* START Page *

Part 4: Quantization

Part 4: Quantization#

from tensorflow.keras.utils import to_categorical
from sklearn.datasets import fetch_openml
from sklearn.model_selection import train_test_split
from sklearn.preprocessing import LabelEncoder, StandardScaler
import numpy as np
import matplotlib.pyplot as plt

%matplotlib inline
seed = 0
np.random.seed(seed)
import tensorflow as tf

tf.random.set_seed(seed)
import os

os.environ['PATH'] = os.environ['XILINX_VITIS'] + '/bin:' + os.environ['PATH']

2025-10-24 14:01:18.360961: I tensorflow/core/util/port.cc:111] oneDNN custom operations are on. You may see slightly different numerical results due to floating-point round-off errors from different computation orders. To turn them off, set the environment variable `TF_ENABLE_ONEDNN_OPTS=0`.
2025-10-24 14:01:18.387785: I tensorflow/core/platform/cpu_feature_guard.cc:182] This TensorFlow binary is optimized to use available CPU instructions in performance-critical operations.
To enable the following instructions: SSE4.1 SSE4.2 AVX AVX2 AVX512F AVX512_VNNI FMA, in other operations, rebuild TensorFlow with the appropriate compiler flags.

---------------------------------------------------------------------------
KeyError                                  Traceback (most recent call last)
Cell In[1], line 16
     13 tf.random.set_seed(seed)
     14 import os
---> 16 os.environ['PATH'] = os.environ['XILINX_VITIS'] + '/bin:' + os.environ['PATH']

File ~/miniconda3/envs/hls4ml-tutorial/lib/python3.10/os.py:680, in _Environ.__getitem__(self, key)
    677     value = self._data[self.encodekey(key)]
    678 except KeyError:
    679     # raise KeyError with the original key value
--> 680     raise KeyError(key) from None
    681 return self.decodevalue(value)

KeyError: 'XILINX_VITIS'

Fetch the jet tagging dataset from Open ML#

X_train_val = np.load('X_train_val.npy')
X_test = np.load('X_test.npy')
y_train_val = np.load('y_train_val.npy')
y_test = np.load('y_test.npy')
classes = np.load('classes.npy', allow_pickle=True)

Construct a model#

This time we’re going to use QKeras layers. QKeras is “Quantized Keras” for deep heterogeneous quantization of ML models.

google/qkeras

It is maintained by Google and we recently added support for QKeras model to hls4ml.

* END Page *
* START Provided data *

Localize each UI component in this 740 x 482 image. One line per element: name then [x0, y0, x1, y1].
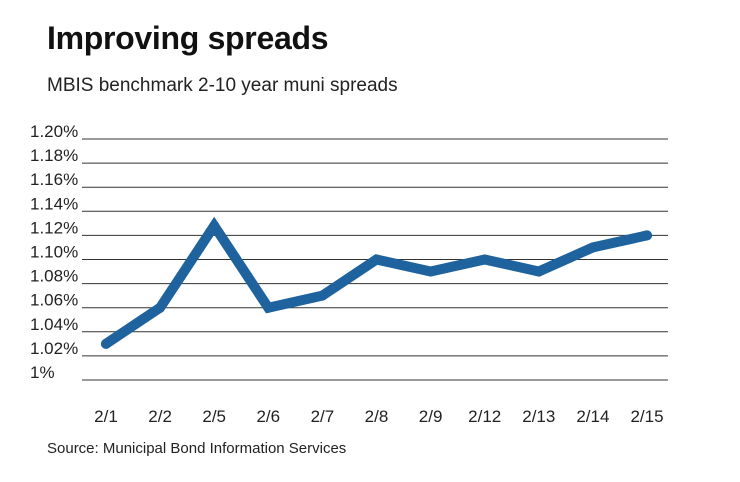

* END Provided data *

> **Required work**:
Give the file name of every .npy file that the quantization tutorial loads with np.load.

> **Response below**:
X_train_val.npy, X_test.npy, y_train_val.npy, y_test.npy, classes.npy